• _TASK STATEMENT_:
Restate the listing that follows word for word, without its pictures.

• _RECORDS PROVIDED_:
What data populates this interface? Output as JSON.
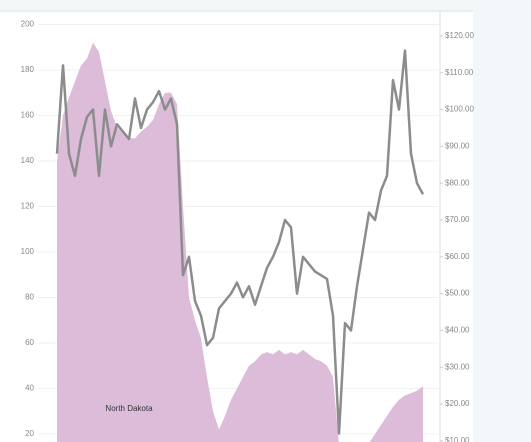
{
  "chart_data": {
    "type": "area-line",
    "categories": [
      null,
      null,
      null,
      null,
      null,
      null,
      null,
      null,
      null,
      null,
      null,
      null,
      null,
      null,
      null,
      null,
      null,
      null,
      null,
      null,
      null,
      null,
      null,
      null,
      null,
      null,
      null,
      null,
      null,
      null,
      null,
      null,
      null,
      null,
      null,
      null,
      null,
      null,
      null,
      null,
      null,
      null,
      null,
      null,
      null,
      null,
      null,
      null,
      null,
      null,
      null,
      null,
      null,
      null,
      null,
      null,
      null,
      null,
      null,
      null,
      null,
      null
    ],
    "series": [
      {
        "kind": "area",
        "color": "#dcbcd9",
        "values": [
          140,
          160,
          168,
          175,
          182,
          185,
          192,
          188,
          175,
          162,
          155,
          152,
          150,
          150,
          153,
          155,
          158,
          165,
          170,
          170,
          165,
          120,
          80,
          70,
          62,
          45,
          30,
          22,
          28,
          35,
          40,
          45,
          50,
          52,
          55,
          56,
          55,
          57,
          55,
          56,
          55,
          57,
          55,
          53,
          52,
          50,
          45,
          15,
          14,
          13,
          13,
          14,
          16,
          20,
          24,
          28,
          32,
          35,
          37,
          38,
          39,
          41
        ]
      },
      {
        "kind": "line",
        "axis": "y2",
        "color": "#8c8c8c",
        "values": [
          88,
          112,
          88,
          82,
          92,
          98,
          100,
          82,
          100,
          90,
          96,
          94,
          92,
          103,
          95,
          100,
          102,
          105,
          100,
          103,
          96,
          55,
          60,
          48,
          44,
          36,
          38,
          46,
          48,
          50,
          53,
          49,
          52,
          47,
          52,
          57,
          60,
          64,
          70,
          68,
          50,
          60,
          58,
          56,
          55,
          54,
          44,
          12,
          42,
          40,
          52,
          62,
          72,
          70,
          78,
          82,
          108,
          100,
          116,
          88,
          80,
          77
        ]
      }
    ],
    "ylim": [
      16.5,
      205.5
    ],
    "yticks": [
      20,
      40,
      60,
      80,
      100,
      120,
      140,
      160,
      180,
      200
    ],
    "y2lim": [
      9.7,
      126.5
    ],
    "y2ticks": [
      {
        "value": 10,
        "label": "$10.00"
      },
      {
        "value": 20,
        "label": "$20.00"
      },
      {
        "value": 30,
        "label": "$30.00"
      },
      {
        "value": 40,
        "label": "$40.00"
      },
      {
        "value": 50,
        "label": "$50.00"
      },
      {
        "value": 60,
        "label": "$60.00"
      },
      {
        "value": 70,
        "label": "$70.00"
      },
      {
        "value": 80,
        "label": "$80.00"
      },
      {
        "value": 90,
        "label": "$90.00"
      },
      {
        "value": 100,
        "label": "$100.00"
      },
      {
        "value": 110,
        "label": "$110.00"
      },
      {
        "value": 120,
        "label": "$120.00"
      }
    ],
    "grid": true,
    "annotations": [
      {
        "text": "North Dakota"
      }
    ]
  }
}
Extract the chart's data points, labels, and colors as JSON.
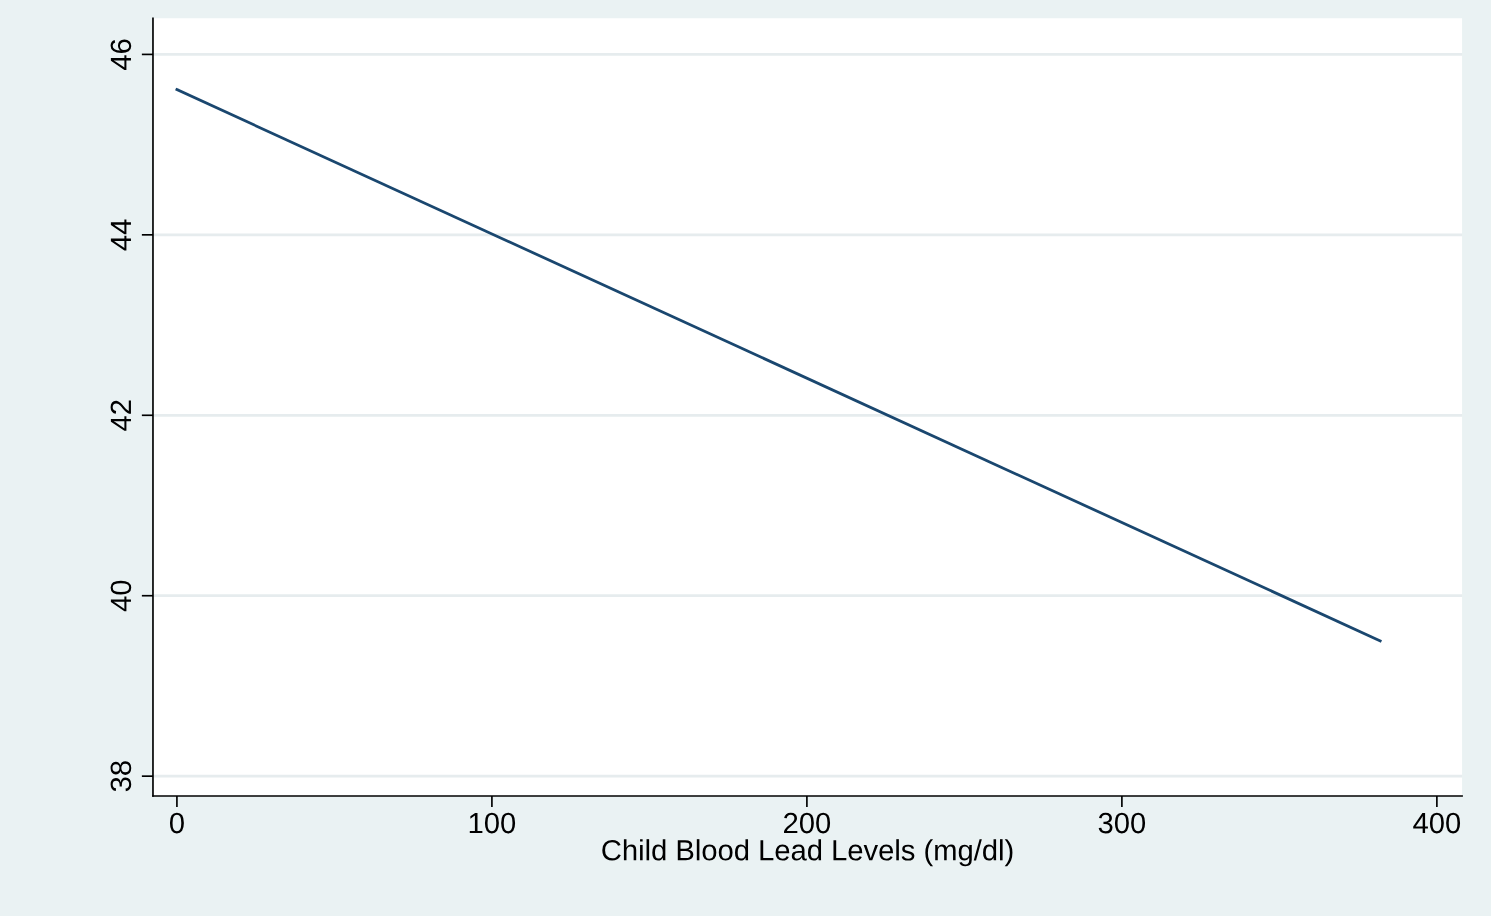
{
  "chart_data": {
    "type": "line",
    "xlabel": "Child Blood Lead Levels (mg/dl)",
    "x": [
      0,
      382
    ],
    "series": [
      {
        "color": "#1a476f",
        "values": [
          45.61,
          39.5
        ]
      }
    ],
    "xlim": [
      -7.6,
      408
    ],
    "xticks": [
      0,
      100,
      200,
      300,
      400
    ],
    "ylim": [
      37.78,
      46.4
    ],
    "yticks": [
      38,
      40,
      42,
      44,
      46
    ],
    "grid": "y",
    "legend": false
  }
}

• _THE RESPONSE_:
What data populates this interface? Output as JSON.
{
  "chart_data": {
    "type": "area-line",
    "categories": [
      null,
      null,
      null,
      null,
      null,
      null,
      null,
      null,
      null,
      null,
      null,
      null,
      null,
      null,
      null,
      null,
      null,
      null,
      null,
      null,
      null,
      null,
      null,
      null,
      null,
      null,
      null,
      null,
      null,
      null,
      null,
      null,
      null,
      null,
      null,
      null,
      null,
      null,
      null,
      null,
      null,
      null,
      null,
      null,
      null,
      null,
      null,
      null,
      null,
      null,
      null,
      null,
      null,
      null,
      null,
      null,
      null,
      null,
      null,
      null,
      null,
      null
    ],
    "series": [
      {
        "kind": "area",
        "color": "#dcbcd9",
        "values": [
          140,
          160,
          168,
          175,
          182,
          185,
          192,
          188,
          175,
          162,
          155,
          152,
          150,
          150,
          153,
          155,
          158,
          165,
          170,
          170,
          165,
          120,
          80,
          70,
          62,
          45,
          30,
          22,
          28,
          35,
          40,
          45,
          50,
          52,
          55,
          56,
          55,
          57,
          55,
          56,
          55,
          57,
          55,
          53,
          52,
          50,
          45,
          15,
          14,
          13,
          13,
          14,
          16,
          20,
          24,
          28,
          32,
          35,
          37,
          38,
          39,
          41
        ]
      },
      {
        "kind": "line",
        "axis": "y2",
        "color": "#8c8c8c",
        "values": [
          88,
          112,
          88,
          82,
          92,
          98,
          100,
          82,
          100,
          90,
          96,
          94,
          92,
          103,
          95,
          100,
          102,
          105,
          100,
          103,
          96,
          55,
          60,
          48,
          44,
          36,
          38,
          46,
          48,
          50,
          53,
          49,
          52,
          47,
          52,
          57,
          60,
          64,
          70,
          68,
          50,
          60,
          58,
          56,
          55,
          54,
          44,
          12,
          42,
          40,
          52,
          62,
          72,
          70,
          78,
          82,
          108,
          100,
          116,
          88,
          80,
          77
        ]
      }
    ],
    "ylim": [
      16.5,
      205.5
    ],
    "yticks": [
      20,
      40,
      60,
      80,
      100,
      120,
      140,
      160,
      180,
      200
    ],
    "y2lim": [
      9.7,
      126.5
    ],
    "y2ticks": [
      {
        "value": 10,
        "label": "$10.00"
      },
      {
        "value": 20,
        "label": "$20.00"
      },
      {
        "value": 30,
        "label": "$30.00"
      },
      {
        "value": 40,
        "label": "$40.00"
      },
      {
        "value": 50,
        "label": "$50.00"
      },
      {
        "value": 60,
        "label": "$60.00"
      },
      {
        "value": 70,
        "label": "$70.00"
      },
      {
        "value": 80,
        "label": "$80.00"
      },
      {
        "value": 90,
        "label": "$90.00"
      },
      {
        "value": 100,
        "label": "$100.00"
      },
      {
        "value": 110,
        "label": "$110.00"
      },
      {
        "value": 120,
        "label": "$120.00"
      }
    ],
    "grid": true,
    "annotations": [
      {
        "text": "North Dakota"
      }
    ]
  }
}
Extract the chart's data points, labels, and colors as JSON.
{
  "chart_data": {
    "type": "line",
    "xlabel": "Child Blood Lead Levels (mg/dl)",
    "x": [
      0,
      382
    ],
    "series": [
      {
        "color": "#1a476f",
        "values": [
          45.61,
          39.5
        ]
      }
    ],
    "xlim": [
      -7.6,
      408
    ],
    "xticks": [
      0,
      100,
      200,
      300,
      400
    ],
    "ylim": [
      37.78,
      46.4
    ],
    "yticks": [
      38,
      40,
      42,
      44,
      46
    ],
    "grid": "y",
    "legend": false
  }
}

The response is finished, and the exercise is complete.